**Raw data:**
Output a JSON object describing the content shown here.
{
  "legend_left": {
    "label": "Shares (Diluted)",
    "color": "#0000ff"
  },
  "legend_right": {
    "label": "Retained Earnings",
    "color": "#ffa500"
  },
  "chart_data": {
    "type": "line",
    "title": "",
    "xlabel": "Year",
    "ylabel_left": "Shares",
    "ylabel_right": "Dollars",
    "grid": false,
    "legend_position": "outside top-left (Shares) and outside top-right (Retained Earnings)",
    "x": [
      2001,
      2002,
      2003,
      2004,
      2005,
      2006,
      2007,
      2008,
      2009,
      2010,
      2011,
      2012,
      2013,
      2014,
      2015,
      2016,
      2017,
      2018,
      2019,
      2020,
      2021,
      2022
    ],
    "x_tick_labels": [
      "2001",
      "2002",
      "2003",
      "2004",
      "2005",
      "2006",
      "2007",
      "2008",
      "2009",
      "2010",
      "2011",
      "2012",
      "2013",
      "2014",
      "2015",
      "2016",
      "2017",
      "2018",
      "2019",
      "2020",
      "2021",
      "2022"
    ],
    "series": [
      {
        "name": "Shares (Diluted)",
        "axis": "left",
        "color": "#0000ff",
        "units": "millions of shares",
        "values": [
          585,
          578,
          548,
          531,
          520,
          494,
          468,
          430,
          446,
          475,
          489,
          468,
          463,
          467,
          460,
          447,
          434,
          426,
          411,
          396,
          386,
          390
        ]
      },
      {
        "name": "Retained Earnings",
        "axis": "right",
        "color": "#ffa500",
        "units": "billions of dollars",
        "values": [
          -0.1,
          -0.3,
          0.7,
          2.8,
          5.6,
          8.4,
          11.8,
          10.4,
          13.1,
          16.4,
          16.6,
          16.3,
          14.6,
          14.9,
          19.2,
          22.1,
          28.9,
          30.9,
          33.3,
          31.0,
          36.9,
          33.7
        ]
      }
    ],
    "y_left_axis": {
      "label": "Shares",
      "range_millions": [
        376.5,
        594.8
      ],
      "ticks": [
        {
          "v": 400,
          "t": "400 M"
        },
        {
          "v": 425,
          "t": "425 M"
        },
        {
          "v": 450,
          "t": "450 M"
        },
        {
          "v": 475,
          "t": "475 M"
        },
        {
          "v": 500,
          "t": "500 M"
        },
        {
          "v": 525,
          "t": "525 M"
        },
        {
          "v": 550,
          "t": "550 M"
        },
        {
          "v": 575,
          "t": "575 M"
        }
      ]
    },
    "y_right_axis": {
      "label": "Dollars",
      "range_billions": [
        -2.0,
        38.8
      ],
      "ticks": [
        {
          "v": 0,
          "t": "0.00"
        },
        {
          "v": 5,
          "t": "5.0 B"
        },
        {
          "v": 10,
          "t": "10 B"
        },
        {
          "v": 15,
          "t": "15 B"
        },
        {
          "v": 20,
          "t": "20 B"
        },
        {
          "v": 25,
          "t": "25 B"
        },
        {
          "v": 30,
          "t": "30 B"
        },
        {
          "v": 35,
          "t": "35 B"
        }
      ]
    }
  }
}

**Stated task:**
Every line above needs to be retyped exactly.

**Response:**
Output a JSON object describing the content shown here.
{
  "legend_left": {
    "label": "Shares (Diluted)",
    "color": "#0000ff"
  },
  "legend_right": {
    "label": "Retained Earnings",
    "color": "#ffa500"
  },
  "chart_data": {
    "type": "line",
    "title": "",
    "xlabel": "Year",
    "ylabel_left": "Shares",
    "ylabel_right": "Dollars",
    "grid": false,
    "legend_position": "outside top-left (Shares) and outside top-right (Retained Earnings)",
    "x": [
      2001,
      2002,
      2003,
      2004,
      2005,
      2006,
      2007,
      2008,
      2009,
      2010,
      2011,
      2012,
      2013,
      2014,
      2015,
      2016,
      2017,
      2018,
      2019,
      2020,
      2021,
      2022
    ],
    "x_tick_labels": [
      "2001",
      "2002",
      "2003",
      "2004",
      "2005",
      "2006",
      "2007",
      "2008",
      "2009",
      "2010",
      "2011",
      "2012",
      "2013",
      "2014",
      "2015",
      "2016",
      "2017",
      "2018",
      "2019",
      "2020",
      "2021",
      "2022"
    ],
    "series": [
      {
        "name": "Shares (Diluted)",
        "axis": "left",
        "color": "#0000ff",
        "units": "millions of shares",
        "values": [
          585,
          578,
          548,
          531,
          520,
          494,
          468,
          430,
          446,
          475,
          489,
          468,
          463,
          467,
          460,
          447,
          434,
          426,
          411,
          396,
          386,
          390
        ]
      },
      {
        "name": "Retained Earnings",
        "axis": "right",
        "color": "#ffa500",
        "units": "billions of dollars",
        "values": [
          -0.1,
          -0.3,
          0.7,
          2.8,
          5.6,
          8.4,
          11.8,
          10.4,
          13.1,
          16.4,
          16.6,
          16.3,
          14.6,
          14.9,
          19.2,
          22.1,
          28.9,
          30.9,
          33.3,
          31.0,
          36.9,
          33.7
        ]
      }
    ],
    "y_left_axis": {
      "label": "Shares",
      "range_millions": [
        376.5,
        594.8
      ],
      "ticks": [
        {
          "v": 400,
          "t": "400 M"
        },
        {
          "v": 425,
          "t": "425 M"
        },
        {
          "v": 450,
          "t": "450 M"
        },
        {
          "v": 475,
          "t": "475 M"
        },
        {
          "v": 500,
          "t": "500 M"
        },
        {
          "v": 525,
          "t": "525 M"
        },
        {
          "v": 550,
          "t": "550 M"
        },
        {
          "v": 575,
          "t": "575 M"
        }
      ]
    },
    "y_right_axis": {
      "label": "Dollars",
      "range_billions": [
        -2.0,
        38.8
      ],
      "ticks": [
        {
          "v": 0,
          "t": "0.00"
        },
        {
          "v": 5,
          "t": "5.0 B"
        },
        {
          "v": 10,
          "t": "10 B"
        },
        {
          "v": 15,
          "t": "15 B"
        },
        {
          "v": 20,
          "t": "20 B"
        },
        {
          "v": 25,
          "t": "25 B"
        },
        {
          "v": 30,
          "t": "30 B"
        },
        {
          "v": 35,
          "t": "35 B"
        }
      ]
    }
  }
}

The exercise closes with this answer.